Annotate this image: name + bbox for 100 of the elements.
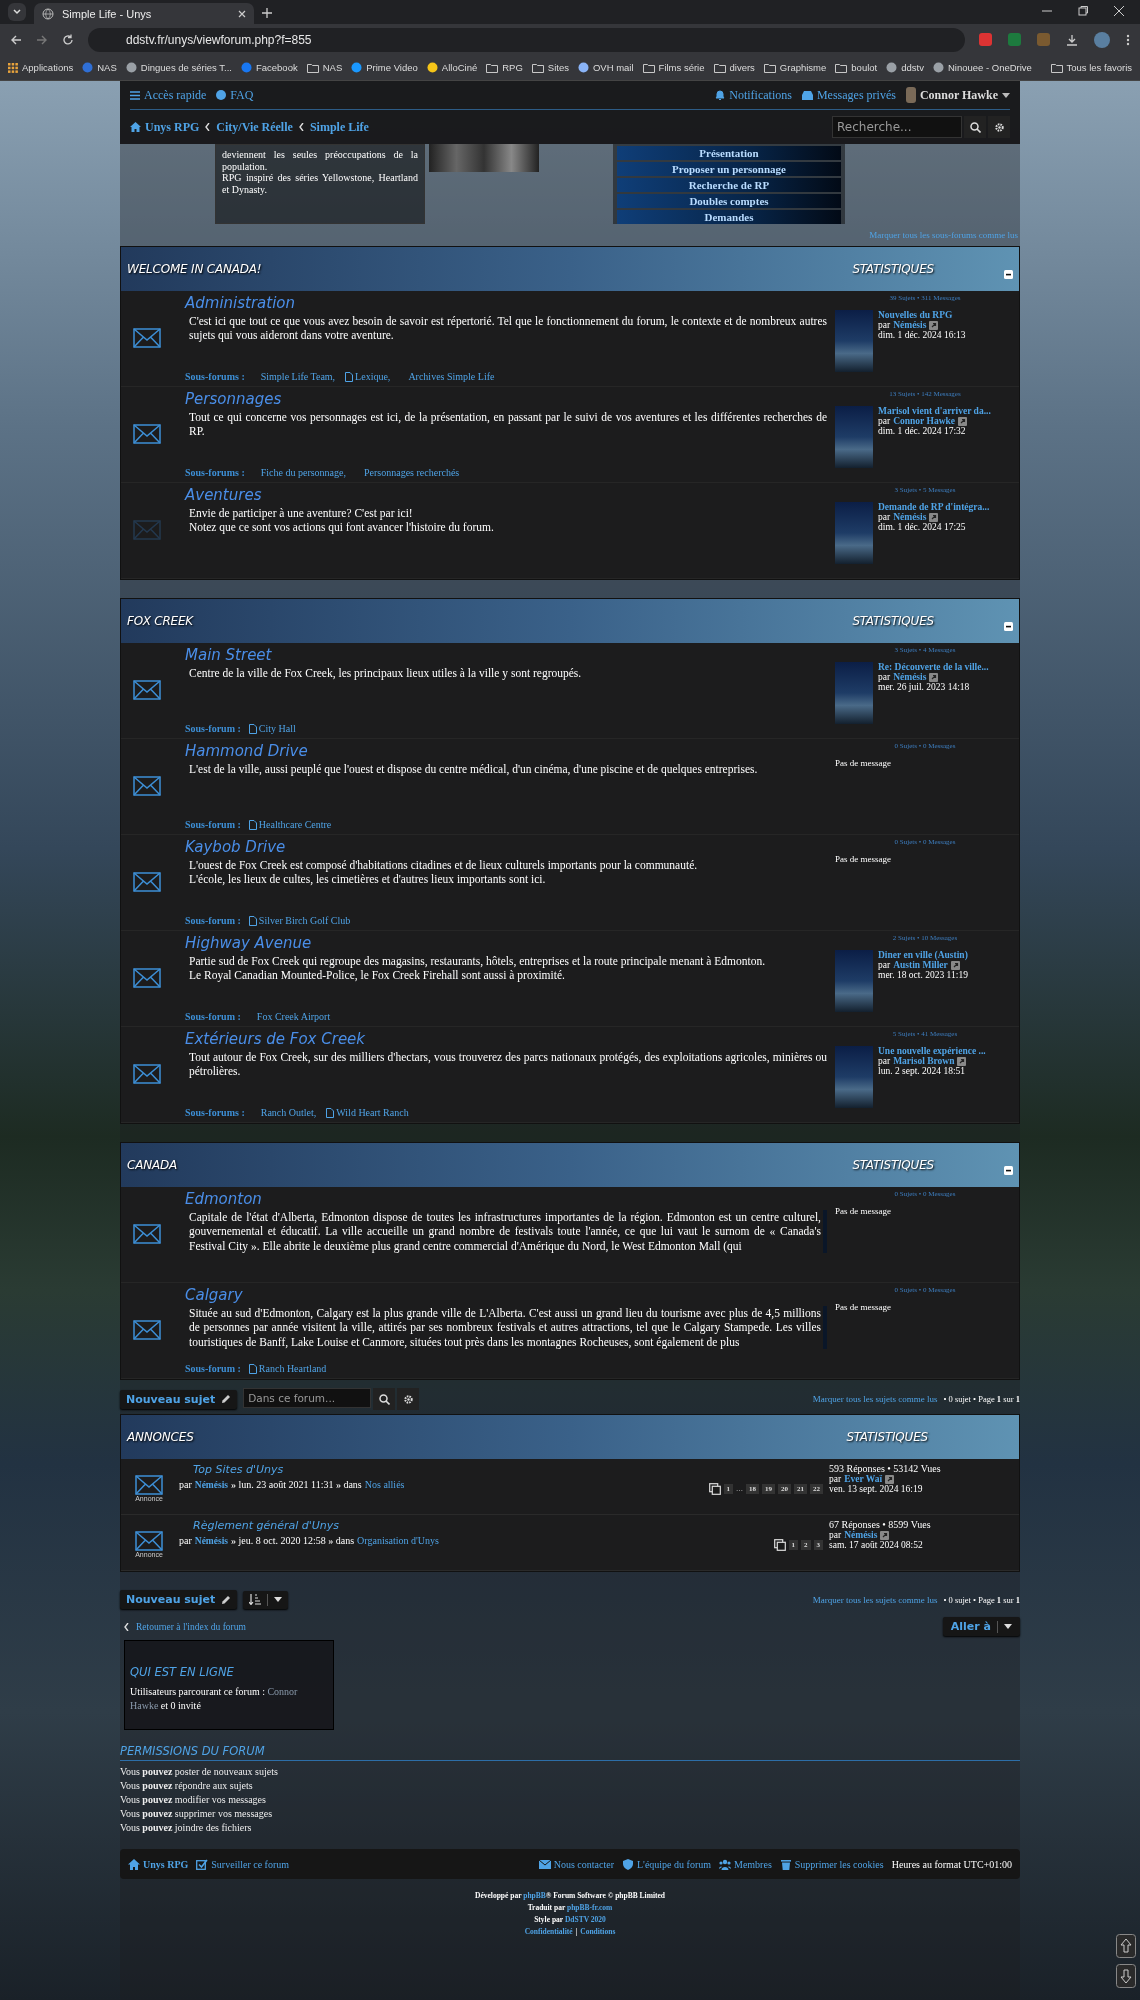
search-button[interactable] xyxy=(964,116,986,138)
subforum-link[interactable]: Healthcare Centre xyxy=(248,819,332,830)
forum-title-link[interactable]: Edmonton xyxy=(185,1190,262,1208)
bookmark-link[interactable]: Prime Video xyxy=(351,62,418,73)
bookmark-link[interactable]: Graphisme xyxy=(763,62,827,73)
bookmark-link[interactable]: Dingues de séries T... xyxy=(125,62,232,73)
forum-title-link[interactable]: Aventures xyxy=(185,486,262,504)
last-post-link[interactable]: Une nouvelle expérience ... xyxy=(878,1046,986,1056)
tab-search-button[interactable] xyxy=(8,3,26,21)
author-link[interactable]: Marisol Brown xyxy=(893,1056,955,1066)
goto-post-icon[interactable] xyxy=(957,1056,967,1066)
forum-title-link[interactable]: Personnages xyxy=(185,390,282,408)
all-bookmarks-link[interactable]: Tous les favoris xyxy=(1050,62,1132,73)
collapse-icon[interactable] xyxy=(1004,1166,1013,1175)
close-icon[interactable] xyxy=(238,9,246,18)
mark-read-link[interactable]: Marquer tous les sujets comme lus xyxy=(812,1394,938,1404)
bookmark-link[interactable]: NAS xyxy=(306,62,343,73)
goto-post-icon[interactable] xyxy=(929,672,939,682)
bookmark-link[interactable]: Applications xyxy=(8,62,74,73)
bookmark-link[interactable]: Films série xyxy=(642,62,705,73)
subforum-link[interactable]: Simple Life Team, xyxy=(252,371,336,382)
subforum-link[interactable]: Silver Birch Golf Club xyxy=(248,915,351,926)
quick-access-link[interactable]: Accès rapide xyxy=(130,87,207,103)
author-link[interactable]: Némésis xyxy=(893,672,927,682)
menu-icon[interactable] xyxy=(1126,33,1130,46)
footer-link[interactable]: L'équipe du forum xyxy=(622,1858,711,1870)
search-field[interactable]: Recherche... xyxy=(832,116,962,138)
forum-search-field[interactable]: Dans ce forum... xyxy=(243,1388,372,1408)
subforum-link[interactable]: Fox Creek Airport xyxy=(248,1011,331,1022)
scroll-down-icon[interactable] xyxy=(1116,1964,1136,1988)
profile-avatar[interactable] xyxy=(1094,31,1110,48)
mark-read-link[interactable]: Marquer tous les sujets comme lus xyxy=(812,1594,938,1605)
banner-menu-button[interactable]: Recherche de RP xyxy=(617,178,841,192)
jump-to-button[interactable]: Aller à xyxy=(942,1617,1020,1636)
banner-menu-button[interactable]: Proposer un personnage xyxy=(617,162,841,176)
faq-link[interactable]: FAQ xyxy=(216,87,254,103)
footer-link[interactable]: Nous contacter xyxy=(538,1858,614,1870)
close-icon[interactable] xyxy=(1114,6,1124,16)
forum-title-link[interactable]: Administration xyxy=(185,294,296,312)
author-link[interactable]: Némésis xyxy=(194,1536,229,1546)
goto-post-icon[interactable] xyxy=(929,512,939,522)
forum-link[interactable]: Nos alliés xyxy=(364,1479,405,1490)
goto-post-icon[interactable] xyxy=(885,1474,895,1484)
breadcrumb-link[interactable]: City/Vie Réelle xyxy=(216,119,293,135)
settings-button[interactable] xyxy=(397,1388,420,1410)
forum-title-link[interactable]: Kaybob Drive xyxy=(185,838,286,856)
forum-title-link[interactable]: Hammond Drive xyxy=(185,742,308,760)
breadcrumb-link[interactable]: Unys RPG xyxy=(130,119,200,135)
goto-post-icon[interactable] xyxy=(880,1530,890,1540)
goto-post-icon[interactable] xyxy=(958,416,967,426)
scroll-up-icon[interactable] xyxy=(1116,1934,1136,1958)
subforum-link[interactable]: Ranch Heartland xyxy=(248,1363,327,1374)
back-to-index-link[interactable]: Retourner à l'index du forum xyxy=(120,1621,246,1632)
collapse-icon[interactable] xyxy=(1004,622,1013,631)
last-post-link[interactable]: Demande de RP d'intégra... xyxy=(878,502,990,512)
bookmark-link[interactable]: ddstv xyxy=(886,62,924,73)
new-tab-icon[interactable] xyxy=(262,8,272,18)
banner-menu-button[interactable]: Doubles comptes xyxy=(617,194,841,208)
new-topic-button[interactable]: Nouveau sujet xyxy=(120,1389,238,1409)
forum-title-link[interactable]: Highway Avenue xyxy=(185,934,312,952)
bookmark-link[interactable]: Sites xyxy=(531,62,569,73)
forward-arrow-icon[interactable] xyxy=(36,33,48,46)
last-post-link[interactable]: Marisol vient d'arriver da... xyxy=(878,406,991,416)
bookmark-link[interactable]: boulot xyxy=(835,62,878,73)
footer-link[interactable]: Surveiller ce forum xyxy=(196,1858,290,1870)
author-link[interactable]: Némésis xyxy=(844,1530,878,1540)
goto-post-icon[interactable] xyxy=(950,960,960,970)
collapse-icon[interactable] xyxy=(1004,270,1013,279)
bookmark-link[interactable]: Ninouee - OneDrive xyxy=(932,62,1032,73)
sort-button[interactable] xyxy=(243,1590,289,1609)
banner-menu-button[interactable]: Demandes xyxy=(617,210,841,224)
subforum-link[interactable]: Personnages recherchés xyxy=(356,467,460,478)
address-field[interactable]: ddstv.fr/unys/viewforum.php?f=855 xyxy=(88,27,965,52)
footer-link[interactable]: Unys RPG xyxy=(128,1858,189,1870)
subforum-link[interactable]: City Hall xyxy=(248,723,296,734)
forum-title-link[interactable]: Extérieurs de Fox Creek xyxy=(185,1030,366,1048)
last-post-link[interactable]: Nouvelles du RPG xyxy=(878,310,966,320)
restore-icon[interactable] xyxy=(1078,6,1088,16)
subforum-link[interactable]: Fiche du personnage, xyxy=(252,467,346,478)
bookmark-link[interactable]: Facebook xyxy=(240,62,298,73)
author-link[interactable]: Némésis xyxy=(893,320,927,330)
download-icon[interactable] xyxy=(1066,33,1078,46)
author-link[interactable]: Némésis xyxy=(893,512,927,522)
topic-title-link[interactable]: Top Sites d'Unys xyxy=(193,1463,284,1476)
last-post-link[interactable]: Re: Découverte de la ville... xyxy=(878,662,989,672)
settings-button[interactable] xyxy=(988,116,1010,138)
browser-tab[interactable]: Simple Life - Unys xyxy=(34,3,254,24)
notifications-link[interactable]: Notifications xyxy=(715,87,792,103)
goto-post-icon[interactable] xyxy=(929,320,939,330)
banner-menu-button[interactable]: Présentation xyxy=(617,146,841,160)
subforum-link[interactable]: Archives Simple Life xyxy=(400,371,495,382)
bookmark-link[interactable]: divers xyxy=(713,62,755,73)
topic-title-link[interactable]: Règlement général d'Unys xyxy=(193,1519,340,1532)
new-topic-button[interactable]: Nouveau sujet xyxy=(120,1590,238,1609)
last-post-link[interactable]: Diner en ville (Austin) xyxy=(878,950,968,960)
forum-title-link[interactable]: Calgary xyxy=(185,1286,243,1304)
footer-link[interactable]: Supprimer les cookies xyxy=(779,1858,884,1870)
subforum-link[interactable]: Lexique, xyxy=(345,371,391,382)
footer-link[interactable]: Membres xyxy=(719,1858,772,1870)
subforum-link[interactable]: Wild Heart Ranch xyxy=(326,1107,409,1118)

┄┄┄┄┄┄

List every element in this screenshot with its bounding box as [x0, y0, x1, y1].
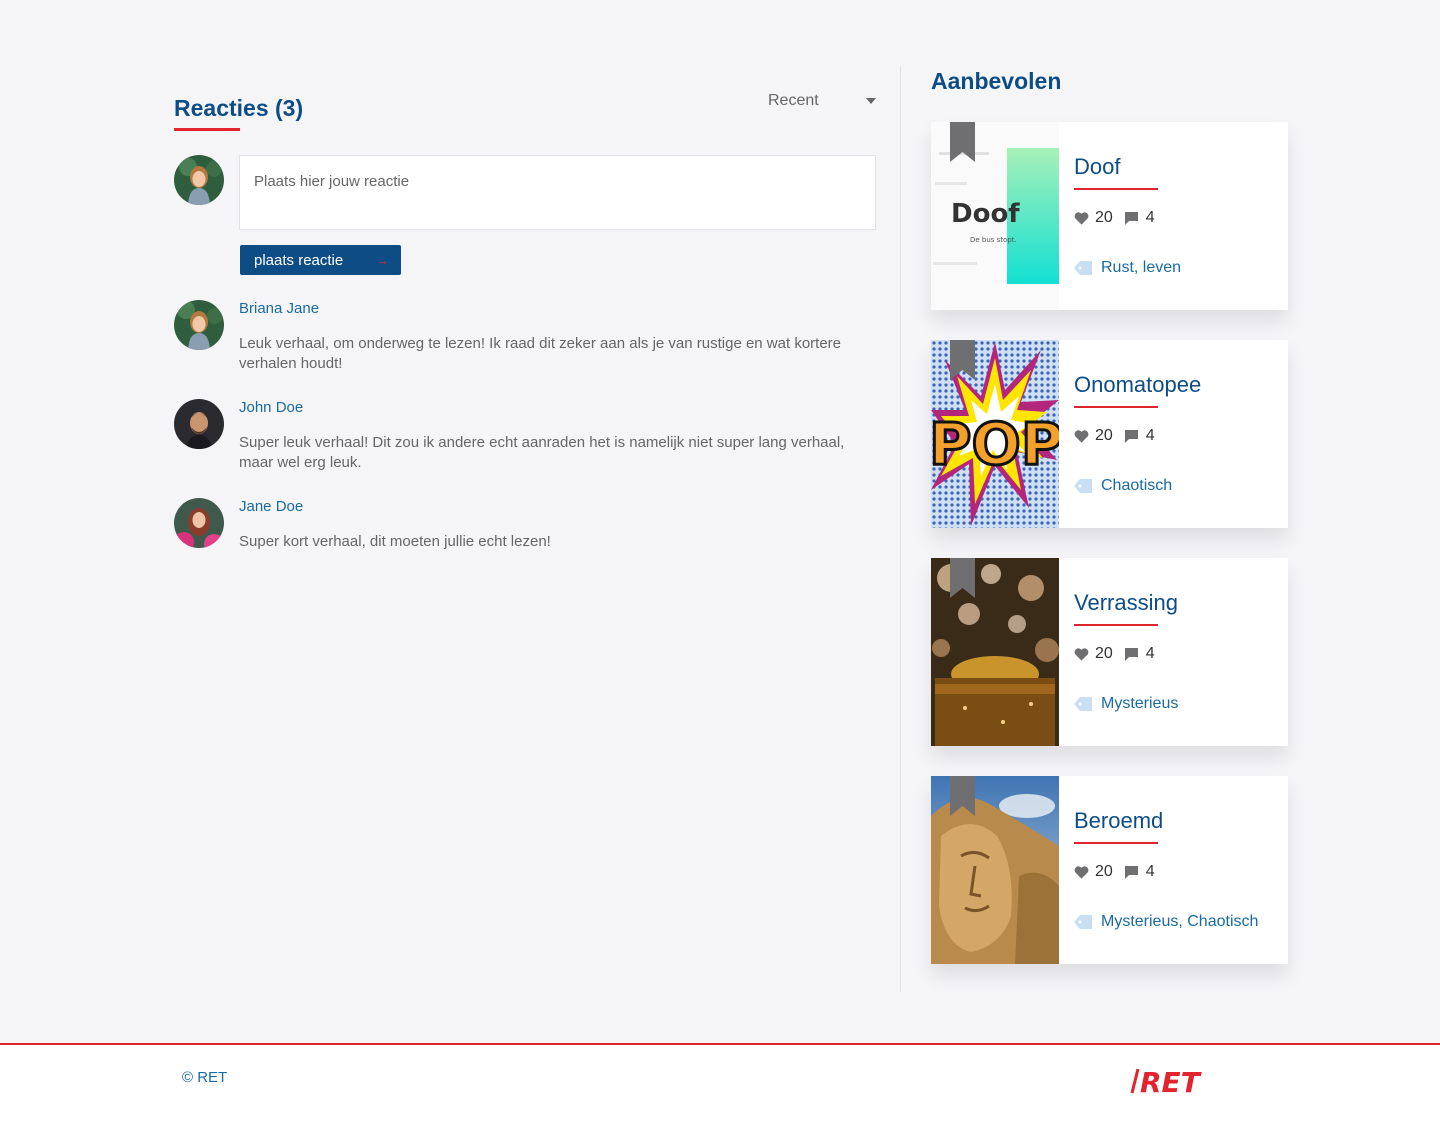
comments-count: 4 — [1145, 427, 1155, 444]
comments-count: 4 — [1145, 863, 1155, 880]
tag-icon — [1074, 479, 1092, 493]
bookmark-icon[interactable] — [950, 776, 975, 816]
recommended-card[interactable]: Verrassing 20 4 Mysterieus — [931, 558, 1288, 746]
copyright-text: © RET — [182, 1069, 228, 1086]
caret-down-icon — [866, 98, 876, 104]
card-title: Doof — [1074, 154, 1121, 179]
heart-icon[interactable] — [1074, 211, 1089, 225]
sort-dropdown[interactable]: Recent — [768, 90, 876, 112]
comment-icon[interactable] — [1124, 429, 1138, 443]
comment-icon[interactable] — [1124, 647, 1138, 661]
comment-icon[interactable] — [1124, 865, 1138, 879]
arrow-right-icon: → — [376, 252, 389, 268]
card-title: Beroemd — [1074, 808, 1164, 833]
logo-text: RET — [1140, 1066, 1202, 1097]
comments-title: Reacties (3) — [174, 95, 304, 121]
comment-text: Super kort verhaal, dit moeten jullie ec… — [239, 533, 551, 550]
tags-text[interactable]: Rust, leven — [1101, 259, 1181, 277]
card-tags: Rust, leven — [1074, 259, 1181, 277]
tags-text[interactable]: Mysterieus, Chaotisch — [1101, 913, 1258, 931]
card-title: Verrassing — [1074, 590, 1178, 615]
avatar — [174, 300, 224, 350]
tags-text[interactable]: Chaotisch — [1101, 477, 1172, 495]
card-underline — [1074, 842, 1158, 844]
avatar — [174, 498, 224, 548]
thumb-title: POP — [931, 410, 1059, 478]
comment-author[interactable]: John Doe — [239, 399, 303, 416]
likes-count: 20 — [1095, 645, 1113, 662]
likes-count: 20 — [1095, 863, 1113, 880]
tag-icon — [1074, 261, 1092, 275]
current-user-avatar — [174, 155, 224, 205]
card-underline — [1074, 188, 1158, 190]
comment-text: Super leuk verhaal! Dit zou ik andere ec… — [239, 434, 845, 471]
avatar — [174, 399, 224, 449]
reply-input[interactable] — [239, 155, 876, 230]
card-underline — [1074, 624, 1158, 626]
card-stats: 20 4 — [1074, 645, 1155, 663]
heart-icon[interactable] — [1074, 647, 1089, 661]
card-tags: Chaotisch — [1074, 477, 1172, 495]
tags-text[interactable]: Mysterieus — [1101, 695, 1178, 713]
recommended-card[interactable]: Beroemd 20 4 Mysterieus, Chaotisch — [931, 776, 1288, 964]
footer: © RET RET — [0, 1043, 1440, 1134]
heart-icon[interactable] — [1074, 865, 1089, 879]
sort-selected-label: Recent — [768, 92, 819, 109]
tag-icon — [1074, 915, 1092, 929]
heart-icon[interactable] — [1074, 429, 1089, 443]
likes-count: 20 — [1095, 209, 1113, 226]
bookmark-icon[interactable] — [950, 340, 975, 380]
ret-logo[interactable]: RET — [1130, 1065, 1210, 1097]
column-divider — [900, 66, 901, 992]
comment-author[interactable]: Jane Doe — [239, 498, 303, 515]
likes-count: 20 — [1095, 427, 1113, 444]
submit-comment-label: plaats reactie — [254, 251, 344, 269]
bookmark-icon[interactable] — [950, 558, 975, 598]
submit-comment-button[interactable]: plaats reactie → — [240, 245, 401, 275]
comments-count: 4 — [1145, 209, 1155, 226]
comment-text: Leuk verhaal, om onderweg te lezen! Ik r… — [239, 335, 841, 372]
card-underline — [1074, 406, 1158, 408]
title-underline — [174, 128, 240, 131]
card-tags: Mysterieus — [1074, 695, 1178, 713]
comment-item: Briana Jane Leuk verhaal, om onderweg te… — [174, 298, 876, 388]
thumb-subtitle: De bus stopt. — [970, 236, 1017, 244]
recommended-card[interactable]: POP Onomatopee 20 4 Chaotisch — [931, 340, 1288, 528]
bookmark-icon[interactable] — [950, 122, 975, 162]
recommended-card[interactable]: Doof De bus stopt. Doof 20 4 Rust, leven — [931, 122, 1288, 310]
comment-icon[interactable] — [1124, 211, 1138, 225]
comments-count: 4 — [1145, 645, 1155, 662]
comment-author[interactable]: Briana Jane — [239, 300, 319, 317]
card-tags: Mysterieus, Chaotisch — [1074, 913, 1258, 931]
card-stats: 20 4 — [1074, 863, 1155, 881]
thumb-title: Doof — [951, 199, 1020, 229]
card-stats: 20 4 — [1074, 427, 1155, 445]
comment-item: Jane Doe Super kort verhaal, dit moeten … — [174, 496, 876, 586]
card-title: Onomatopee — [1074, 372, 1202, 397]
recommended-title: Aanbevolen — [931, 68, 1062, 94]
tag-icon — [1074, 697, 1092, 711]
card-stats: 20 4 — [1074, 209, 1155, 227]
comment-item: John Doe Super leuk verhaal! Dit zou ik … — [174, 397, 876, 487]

┄┄┄┄┄┄

◆ Exercise: Output everything from the line containing "search-button[interactable] xyxy=(964,116,986,138)" down to the line containing "bookmark-link[interactable]: Films série", exactly as they appear in the records.

◆ Answer to this problem:
search-button[interactable] xyxy=(964,116,986,138)
subforum-link[interactable]: Healthcare Centre xyxy=(248,819,332,830)
forum-title-link[interactable]: Edmonton xyxy=(185,1190,262,1208)
bookmark-link[interactable]: Prime Video xyxy=(351,62,418,73)
bookmark-link[interactable]: Graphisme xyxy=(763,62,827,73)
bookmark-link[interactable]: Dingues de séries T... xyxy=(125,62,232,73)
forum-title-link[interactable]: Aventures xyxy=(185,486,262,504)
last-post-link[interactable]: Une nouvelle expérience ... xyxy=(878,1046,986,1056)
tab-search-button[interactable] xyxy=(8,3,26,21)
author-link[interactable]: Marisol Brown xyxy=(893,1056,955,1066)
goto-post-icon[interactable] xyxy=(957,1056,967,1066)
forum-title-link[interactable]: Personnages xyxy=(185,390,282,408)
all-bookmarks-link[interactable]: Tous les favoris xyxy=(1050,62,1132,73)
collapse-icon[interactable] xyxy=(1004,1166,1013,1175)
close-icon[interactable] xyxy=(238,9,246,18)
mark-read-link[interactable]: Marquer tous les sujets comme lus xyxy=(812,1394,938,1404)
bookmark-link[interactable]: NAS xyxy=(306,62,343,73)
goto-post-icon[interactable] xyxy=(929,672,939,682)
bookmark-link[interactable]: Applications xyxy=(8,62,74,73)
bookmark-link[interactable]: Films série xyxy=(642,62,705,73)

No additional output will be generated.